### Material provided:
---+---
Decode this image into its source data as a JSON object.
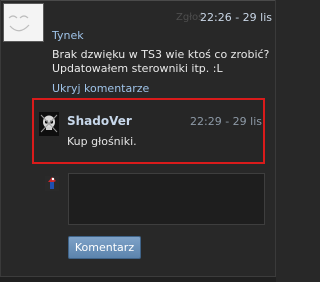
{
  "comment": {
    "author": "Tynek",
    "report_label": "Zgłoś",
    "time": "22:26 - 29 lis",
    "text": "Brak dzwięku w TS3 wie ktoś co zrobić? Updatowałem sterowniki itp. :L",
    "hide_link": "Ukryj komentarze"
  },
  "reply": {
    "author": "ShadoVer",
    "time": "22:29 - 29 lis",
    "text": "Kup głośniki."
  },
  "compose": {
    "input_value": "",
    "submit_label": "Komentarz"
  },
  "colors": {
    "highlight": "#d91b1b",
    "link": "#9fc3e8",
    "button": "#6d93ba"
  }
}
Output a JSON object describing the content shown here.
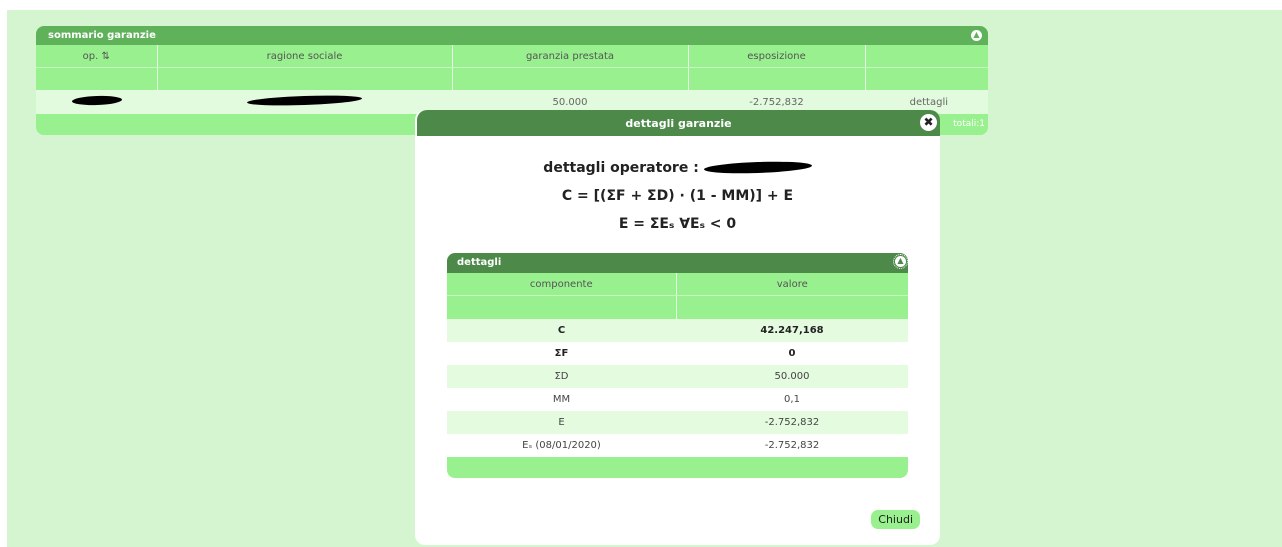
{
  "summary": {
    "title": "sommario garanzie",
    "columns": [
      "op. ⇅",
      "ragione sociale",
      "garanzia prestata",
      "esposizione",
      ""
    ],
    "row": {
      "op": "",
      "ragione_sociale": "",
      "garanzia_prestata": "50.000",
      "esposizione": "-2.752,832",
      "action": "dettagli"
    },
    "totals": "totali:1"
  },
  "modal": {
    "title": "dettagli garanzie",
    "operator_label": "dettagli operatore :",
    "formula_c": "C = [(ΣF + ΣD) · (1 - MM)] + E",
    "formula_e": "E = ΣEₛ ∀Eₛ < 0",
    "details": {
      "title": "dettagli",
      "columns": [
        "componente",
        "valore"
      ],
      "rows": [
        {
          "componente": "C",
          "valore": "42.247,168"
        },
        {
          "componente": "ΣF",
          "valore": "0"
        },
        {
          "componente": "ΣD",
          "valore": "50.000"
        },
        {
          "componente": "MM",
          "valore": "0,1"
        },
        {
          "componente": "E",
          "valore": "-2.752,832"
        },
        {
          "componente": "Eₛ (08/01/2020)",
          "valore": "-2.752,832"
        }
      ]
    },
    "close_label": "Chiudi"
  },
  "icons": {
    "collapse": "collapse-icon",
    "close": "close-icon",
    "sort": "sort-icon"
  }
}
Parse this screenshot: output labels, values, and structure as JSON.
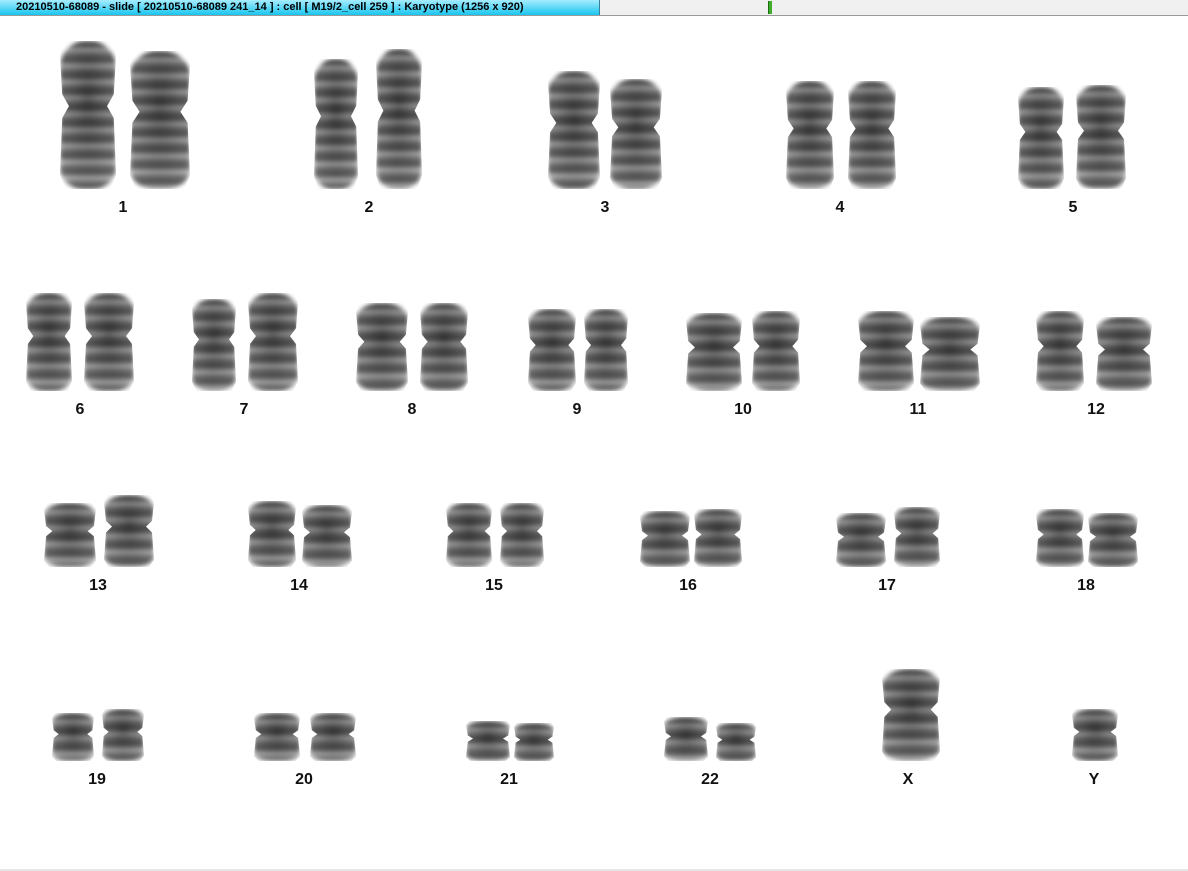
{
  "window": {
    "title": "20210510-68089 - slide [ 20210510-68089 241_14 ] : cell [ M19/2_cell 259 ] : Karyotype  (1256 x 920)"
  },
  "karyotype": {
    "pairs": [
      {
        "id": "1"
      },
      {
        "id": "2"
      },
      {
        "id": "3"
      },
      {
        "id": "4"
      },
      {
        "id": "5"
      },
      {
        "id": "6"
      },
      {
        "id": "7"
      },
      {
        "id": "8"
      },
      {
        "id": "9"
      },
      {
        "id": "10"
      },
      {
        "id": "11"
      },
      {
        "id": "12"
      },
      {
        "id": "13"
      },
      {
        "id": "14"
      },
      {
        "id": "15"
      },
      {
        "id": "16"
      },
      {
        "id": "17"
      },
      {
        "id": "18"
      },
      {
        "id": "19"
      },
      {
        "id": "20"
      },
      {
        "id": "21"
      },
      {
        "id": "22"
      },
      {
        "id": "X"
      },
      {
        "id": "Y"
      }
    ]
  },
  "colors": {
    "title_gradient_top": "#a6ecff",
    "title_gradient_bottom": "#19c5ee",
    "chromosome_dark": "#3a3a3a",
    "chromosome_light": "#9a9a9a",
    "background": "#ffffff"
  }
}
---+---
### Given exercise:
Looking at the data above, show all lines where the word "text" occurs.

### Result below:
    "text": "Brak dzwięku w TS3 wie ktoś co zrobić? Updatowałem sterowniki itp. :L",
    "text": "Kup głośniki."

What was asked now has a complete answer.